_Set task_: Find each line containing the string "page". Copy it.

———

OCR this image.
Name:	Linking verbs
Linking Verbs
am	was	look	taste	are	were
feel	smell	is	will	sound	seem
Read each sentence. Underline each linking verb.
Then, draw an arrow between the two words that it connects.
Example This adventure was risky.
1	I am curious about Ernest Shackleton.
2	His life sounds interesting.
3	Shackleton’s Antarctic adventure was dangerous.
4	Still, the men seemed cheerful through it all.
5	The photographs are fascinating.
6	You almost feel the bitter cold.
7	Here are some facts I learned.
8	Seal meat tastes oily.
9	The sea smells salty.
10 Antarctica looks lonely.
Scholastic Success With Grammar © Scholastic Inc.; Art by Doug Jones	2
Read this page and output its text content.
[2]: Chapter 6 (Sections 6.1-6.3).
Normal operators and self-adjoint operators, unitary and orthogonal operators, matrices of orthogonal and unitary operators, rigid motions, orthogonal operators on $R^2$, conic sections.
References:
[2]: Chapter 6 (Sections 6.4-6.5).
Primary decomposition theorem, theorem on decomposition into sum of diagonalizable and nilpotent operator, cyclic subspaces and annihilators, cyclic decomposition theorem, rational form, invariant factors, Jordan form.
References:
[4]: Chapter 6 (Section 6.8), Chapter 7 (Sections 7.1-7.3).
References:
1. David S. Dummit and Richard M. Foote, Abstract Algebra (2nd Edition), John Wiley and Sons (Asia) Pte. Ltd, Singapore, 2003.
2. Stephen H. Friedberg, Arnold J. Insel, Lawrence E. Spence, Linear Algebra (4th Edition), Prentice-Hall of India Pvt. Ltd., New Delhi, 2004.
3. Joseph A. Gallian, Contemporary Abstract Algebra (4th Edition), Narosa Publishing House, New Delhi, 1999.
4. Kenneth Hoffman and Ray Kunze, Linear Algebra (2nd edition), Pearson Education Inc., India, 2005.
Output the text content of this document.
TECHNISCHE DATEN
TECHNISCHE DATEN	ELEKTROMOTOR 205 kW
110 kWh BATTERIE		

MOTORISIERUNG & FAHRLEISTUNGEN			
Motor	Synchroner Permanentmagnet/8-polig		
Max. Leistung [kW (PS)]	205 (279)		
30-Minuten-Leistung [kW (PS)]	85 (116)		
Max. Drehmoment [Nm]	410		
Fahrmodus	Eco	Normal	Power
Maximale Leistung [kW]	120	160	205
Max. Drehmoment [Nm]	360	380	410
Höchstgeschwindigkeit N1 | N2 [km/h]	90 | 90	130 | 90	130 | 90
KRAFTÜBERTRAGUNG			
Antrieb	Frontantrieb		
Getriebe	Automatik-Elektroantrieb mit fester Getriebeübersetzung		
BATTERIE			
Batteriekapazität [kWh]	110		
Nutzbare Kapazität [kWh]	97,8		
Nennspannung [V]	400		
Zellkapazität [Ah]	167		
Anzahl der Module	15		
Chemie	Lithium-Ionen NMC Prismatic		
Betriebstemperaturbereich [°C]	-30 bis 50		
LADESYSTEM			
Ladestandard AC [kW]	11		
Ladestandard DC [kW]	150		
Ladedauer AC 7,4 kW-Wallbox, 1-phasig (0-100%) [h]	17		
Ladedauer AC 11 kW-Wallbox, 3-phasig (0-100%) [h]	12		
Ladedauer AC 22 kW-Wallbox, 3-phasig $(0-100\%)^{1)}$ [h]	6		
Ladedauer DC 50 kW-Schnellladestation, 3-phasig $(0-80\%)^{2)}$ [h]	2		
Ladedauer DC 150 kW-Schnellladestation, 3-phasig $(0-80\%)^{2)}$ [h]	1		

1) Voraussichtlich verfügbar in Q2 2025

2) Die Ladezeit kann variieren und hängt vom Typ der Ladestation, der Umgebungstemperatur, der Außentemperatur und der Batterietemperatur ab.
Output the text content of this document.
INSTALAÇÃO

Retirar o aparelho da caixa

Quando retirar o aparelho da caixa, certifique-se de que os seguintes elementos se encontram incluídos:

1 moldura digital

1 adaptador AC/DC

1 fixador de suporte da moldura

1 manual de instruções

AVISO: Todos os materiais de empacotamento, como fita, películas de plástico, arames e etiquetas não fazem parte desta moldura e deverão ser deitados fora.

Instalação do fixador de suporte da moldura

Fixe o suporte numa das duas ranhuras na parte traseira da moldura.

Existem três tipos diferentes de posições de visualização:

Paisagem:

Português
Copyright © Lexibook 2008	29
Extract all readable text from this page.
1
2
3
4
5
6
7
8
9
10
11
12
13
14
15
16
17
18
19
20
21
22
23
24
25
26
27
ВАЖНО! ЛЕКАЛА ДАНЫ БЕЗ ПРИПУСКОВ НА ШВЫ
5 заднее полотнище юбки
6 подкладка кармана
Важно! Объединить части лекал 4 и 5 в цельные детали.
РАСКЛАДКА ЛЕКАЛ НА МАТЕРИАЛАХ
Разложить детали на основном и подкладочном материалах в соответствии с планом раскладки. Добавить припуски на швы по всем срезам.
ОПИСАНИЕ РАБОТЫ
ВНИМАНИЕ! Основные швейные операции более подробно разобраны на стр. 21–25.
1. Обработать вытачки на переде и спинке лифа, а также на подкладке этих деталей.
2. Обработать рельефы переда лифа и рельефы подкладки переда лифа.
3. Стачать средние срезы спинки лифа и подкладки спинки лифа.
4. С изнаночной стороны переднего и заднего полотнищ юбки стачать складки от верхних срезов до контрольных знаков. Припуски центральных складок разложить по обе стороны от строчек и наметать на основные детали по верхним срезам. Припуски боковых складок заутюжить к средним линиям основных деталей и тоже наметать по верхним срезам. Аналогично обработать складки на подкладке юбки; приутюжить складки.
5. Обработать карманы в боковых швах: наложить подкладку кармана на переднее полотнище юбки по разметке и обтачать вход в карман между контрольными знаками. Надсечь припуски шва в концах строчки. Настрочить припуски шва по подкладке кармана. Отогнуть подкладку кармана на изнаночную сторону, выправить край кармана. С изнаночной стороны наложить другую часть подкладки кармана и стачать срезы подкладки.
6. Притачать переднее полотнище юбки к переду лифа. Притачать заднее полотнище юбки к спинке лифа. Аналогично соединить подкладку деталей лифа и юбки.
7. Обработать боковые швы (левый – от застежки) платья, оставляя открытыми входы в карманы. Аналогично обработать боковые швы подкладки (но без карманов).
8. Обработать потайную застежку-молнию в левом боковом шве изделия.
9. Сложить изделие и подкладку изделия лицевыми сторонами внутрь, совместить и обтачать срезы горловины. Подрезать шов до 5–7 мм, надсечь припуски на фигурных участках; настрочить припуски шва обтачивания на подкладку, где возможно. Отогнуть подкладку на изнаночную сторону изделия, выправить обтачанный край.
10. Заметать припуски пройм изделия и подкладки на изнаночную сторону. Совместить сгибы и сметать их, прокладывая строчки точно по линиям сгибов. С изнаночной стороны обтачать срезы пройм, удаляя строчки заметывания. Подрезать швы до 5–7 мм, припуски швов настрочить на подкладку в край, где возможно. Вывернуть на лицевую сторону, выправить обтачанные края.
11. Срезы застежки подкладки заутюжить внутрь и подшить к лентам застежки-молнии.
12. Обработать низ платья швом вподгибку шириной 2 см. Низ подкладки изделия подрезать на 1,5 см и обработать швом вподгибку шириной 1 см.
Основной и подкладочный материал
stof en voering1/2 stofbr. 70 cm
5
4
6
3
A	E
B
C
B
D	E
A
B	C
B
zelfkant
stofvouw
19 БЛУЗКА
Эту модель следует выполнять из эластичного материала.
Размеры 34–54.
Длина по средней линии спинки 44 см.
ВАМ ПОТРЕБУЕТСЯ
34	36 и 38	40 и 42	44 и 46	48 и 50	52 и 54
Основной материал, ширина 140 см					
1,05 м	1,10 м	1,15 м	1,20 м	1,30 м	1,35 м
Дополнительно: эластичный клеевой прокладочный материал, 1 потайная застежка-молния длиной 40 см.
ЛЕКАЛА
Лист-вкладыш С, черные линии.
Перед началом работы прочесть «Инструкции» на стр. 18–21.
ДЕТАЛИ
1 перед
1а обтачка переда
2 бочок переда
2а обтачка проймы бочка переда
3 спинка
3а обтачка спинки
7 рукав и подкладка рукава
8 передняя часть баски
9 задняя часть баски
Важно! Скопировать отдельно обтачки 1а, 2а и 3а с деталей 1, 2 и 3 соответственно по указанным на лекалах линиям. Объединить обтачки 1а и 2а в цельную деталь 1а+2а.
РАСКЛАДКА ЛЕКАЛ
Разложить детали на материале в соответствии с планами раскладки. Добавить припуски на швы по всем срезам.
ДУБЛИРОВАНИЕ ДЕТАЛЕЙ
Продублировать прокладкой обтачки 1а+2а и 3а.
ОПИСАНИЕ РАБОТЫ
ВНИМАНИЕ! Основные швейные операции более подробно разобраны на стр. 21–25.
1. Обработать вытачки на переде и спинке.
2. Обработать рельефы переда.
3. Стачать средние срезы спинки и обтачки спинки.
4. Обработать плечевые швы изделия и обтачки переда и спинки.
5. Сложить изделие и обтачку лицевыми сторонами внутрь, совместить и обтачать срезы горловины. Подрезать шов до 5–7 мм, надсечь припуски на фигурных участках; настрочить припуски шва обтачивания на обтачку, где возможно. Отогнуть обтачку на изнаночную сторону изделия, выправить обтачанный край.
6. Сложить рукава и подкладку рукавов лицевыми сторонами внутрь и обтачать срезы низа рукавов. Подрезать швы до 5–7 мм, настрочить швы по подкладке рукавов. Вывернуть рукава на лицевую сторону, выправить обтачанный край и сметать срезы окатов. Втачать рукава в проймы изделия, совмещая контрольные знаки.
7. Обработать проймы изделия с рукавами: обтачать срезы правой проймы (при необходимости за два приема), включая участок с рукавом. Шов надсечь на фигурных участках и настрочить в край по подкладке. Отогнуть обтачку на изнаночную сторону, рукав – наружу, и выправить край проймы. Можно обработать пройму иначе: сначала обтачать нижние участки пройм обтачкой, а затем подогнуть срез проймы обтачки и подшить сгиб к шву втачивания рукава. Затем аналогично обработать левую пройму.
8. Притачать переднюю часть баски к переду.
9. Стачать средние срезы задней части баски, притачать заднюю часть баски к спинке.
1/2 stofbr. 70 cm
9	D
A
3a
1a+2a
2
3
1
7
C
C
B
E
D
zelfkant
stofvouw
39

———

_Output below_:
Read this page and output its text content.
Extract all readable text from this page.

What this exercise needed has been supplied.